(Data entries for graphics)
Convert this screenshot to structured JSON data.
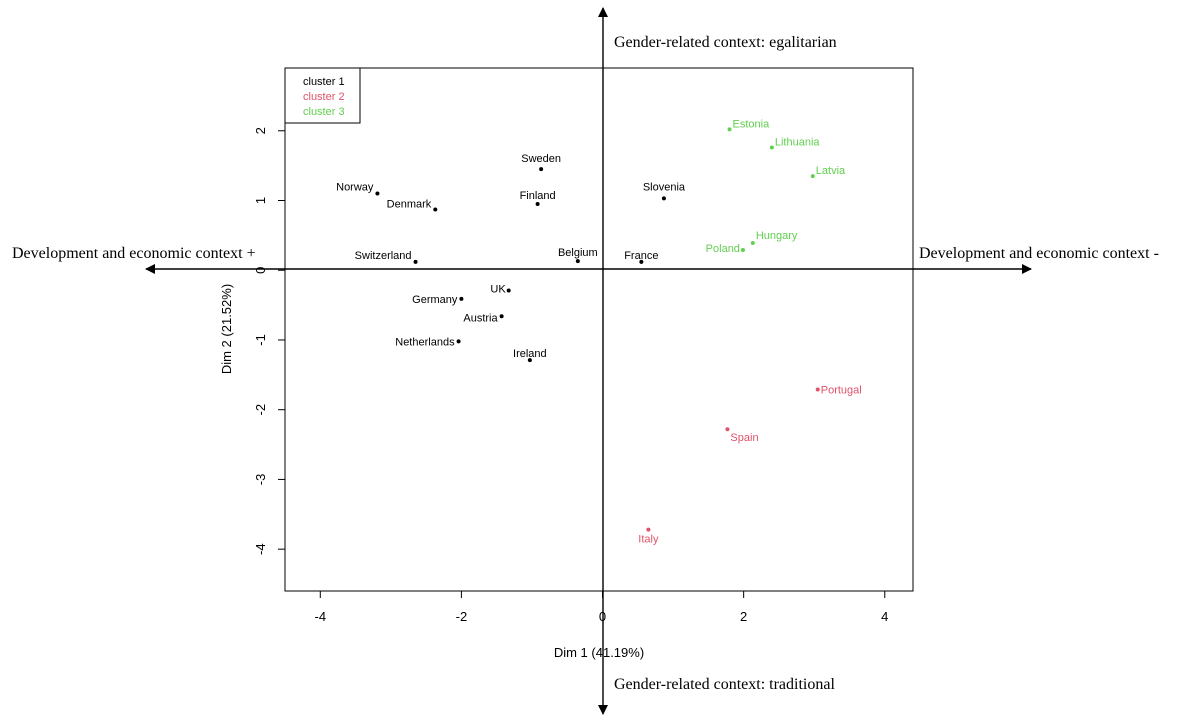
{
  "chart_data": {
    "type": "scatter",
    "xlabel": "Dim 1 (41.19%)",
    "ylabel": "Dim 2 (21.52%)",
    "xlim": [
      -4.5,
      4.4
    ],
    "ylim": [
      -4.6,
      2.9
    ],
    "x_ticks": [
      -4,
      -2,
      0,
      2,
      4
    ],
    "y_ticks": [
      2,
      1,
      0,
      -1,
      -2,
      -3,
      -4
    ],
    "reference_lines": {
      "x": 0,
      "y": 0,
      "style": "dashed"
    },
    "legend": {
      "position": "top-left",
      "entries": [
        {
          "label": "cluster 1",
          "color": "#000000"
        },
        {
          "label": "cluster 2",
          "color": "#DF536B"
        },
        {
          "label": "cluster 3",
          "color": "#61D04F"
        }
      ]
    },
    "series": [
      {
        "name": "cluster 1",
        "color": "#000000",
        "points": [
          {
            "label": "Norway",
            "x": -3.19,
            "y": 1.1
          },
          {
            "label": "Denmark",
            "x": -2.37,
            "y": 0.87
          },
          {
            "label": "Sweden",
            "x": -0.87,
            "y": 1.45
          },
          {
            "label": "Finland",
            "x": -0.92,
            "y": 0.95
          },
          {
            "label": "Slovenia",
            "x": 0.87,
            "y": 1.03
          },
          {
            "label": "Switzerland",
            "x": -2.65,
            "y": 0.12
          },
          {
            "label": "Belgium",
            "x": -0.35,
            "y": 0.13
          },
          {
            "label": "France",
            "x": 0.55,
            "y": 0.12
          },
          {
            "label": "UK",
            "x": -1.33,
            "y": -0.29
          },
          {
            "label": "Germany",
            "x": -2.0,
            "y": -0.41
          },
          {
            "label": "Austria",
            "x": -1.43,
            "y": -0.66
          },
          {
            "label": "Netherlands",
            "x": -2.04,
            "y": -1.02
          },
          {
            "label": "Ireland",
            "x": -1.03,
            "y": -1.29
          }
        ]
      },
      {
        "name": "cluster 2",
        "color": "#DF536B",
        "points": [
          {
            "label": "Portugal",
            "x": 3.05,
            "y": -1.71
          },
          {
            "label": "Spain",
            "x": 1.77,
            "y": -2.28
          },
          {
            "label": "Italy",
            "x": 0.65,
            "y": -3.72
          }
        ]
      },
      {
        "name": "cluster 3",
        "color": "#61D04F",
        "points": [
          {
            "label": "Estonia",
            "x": 1.8,
            "y": 2.02
          },
          {
            "label": "Lithuania",
            "x": 2.4,
            "y": 1.76
          },
          {
            "label": "Latvia",
            "x": 2.98,
            "y": 1.35
          },
          {
            "label": "Hungary",
            "x": 2.13,
            "y": 0.39
          },
          {
            "label": "Poland",
            "x": 1.99,
            "y": 0.29
          }
        ]
      }
    ]
  },
  "annotations": {
    "top": "Gender-related context: egalitarian",
    "bottom": "Gender-related context: traditional",
    "left": "Development and economic context +",
    "right": "Development and economic context -"
  }
}
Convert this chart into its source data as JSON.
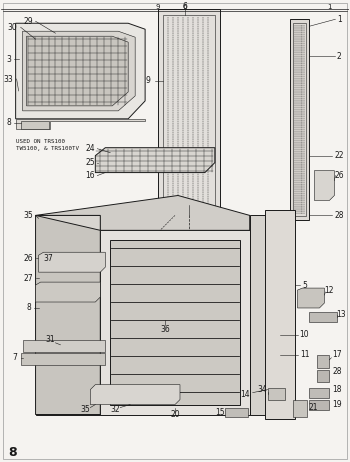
{
  "bg_color": "#f5f3f0",
  "dark": "#1a1a1a",
  "page_number": "8",
  "text_note": "USED ON TRS100\nTW5100, & TRS100TV",
  "figsize": [
    3.5,
    4.62
  ],
  "dpi": 100
}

Aim:
Your task is an exact transcription of all the data, minus the pictures.

Task response:
Convert this screenshot to structured JSON data.
{
  "chart_data": {
    "type": "scatter",
    "xlabel": "Dim 1 (41.19%)",
    "ylabel": "Dim 2 (21.52%)",
    "xlim": [
      -4.5,
      4.4
    ],
    "ylim": [
      -4.6,
      2.9
    ],
    "x_ticks": [
      -4,
      -2,
      0,
      2,
      4
    ],
    "y_ticks": [
      2,
      1,
      0,
      -1,
      -2,
      -3,
      -4
    ],
    "reference_lines": {
      "x": 0,
      "y": 0,
      "style": "dashed"
    },
    "legend": {
      "position": "top-left",
      "entries": [
        {
          "label": "cluster 1",
          "color": "#000000"
        },
        {
          "label": "cluster 2",
          "color": "#DF536B"
        },
        {
          "label": "cluster 3",
          "color": "#61D04F"
        }
      ]
    },
    "series": [
      {
        "name": "cluster 1",
        "color": "#000000",
        "points": [
          {
            "label": "Norway",
            "x": -3.19,
            "y": 1.1
          },
          {
            "label": "Denmark",
            "x": -2.37,
            "y": 0.87
          },
          {
            "label": "Sweden",
            "x": -0.87,
            "y": 1.45
          },
          {
            "label": "Finland",
            "x": -0.92,
            "y": 0.95
          },
          {
            "label": "Slovenia",
            "x": 0.87,
            "y": 1.03
          },
          {
            "label": "Switzerland",
            "x": -2.65,
            "y": 0.12
          },
          {
            "label": "Belgium",
            "x": -0.35,
            "y": 0.13
          },
          {
            "label": "France",
            "x": 0.55,
            "y": 0.12
          },
          {
            "label": "UK",
            "x": -1.33,
            "y": -0.29
          },
          {
            "label": "Germany",
            "x": -2.0,
            "y": -0.41
          },
          {
            "label": "Austria",
            "x": -1.43,
            "y": -0.66
          },
          {
            "label": "Netherlands",
            "x": -2.04,
            "y": -1.02
          },
          {
            "label": "Ireland",
            "x": -1.03,
            "y": -1.29
          }
        ]
      },
      {
        "name": "cluster 2",
        "color": "#DF536B",
        "points": [
          {
            "label": "Portugal",
            "x": 3.05,
            "y": -1.71
          },
          {
            "label": "Spain",
            "x": 1.77,
            "y": -2.28
          },
          {
            "label": "Italy",
            "x": 0.65,
            "y": -3.72
          }
        ]
      },
      {
        "name": "cluster 3",
        "color": "#61D04F",
        "points": [
          {
            "label": "Estonia",
            "x": 1.8,
            "y": 2.02
          },
          {
            "label": "Lithuania",
            "x": 2.4,
            "y": 1.76
          },
          {
            "label": "Latvia",
            "x": 2.98,
            "y": 1.35
          },
          {
            "label": "Hungary",
            "x": 2.13,
            "y": 0.39
          },
          {
            "label": "Poland",
            "x": 1.99,
            "y": 0.29
          }
        ]
      }
    ]
  },
  "annotations": {
    "top": "Gender-related context: egalitarian",
    "bottom": "Gender-related context: traditional",
    "left": "Development and economic context +",
    "right": "Development and economic context -"
  }
}
Convert this chart into its source data as JSON.
{
  "bg_color": "#f5f3f0",
  "dark": "#1a1a1a",
  "page_number": "8",
  "text_note": "USED ON TRS100\nTW5100, & TRS100TV",
  "figsize": [
    3.5,
    4.62
  ],
  "dpi": 100
}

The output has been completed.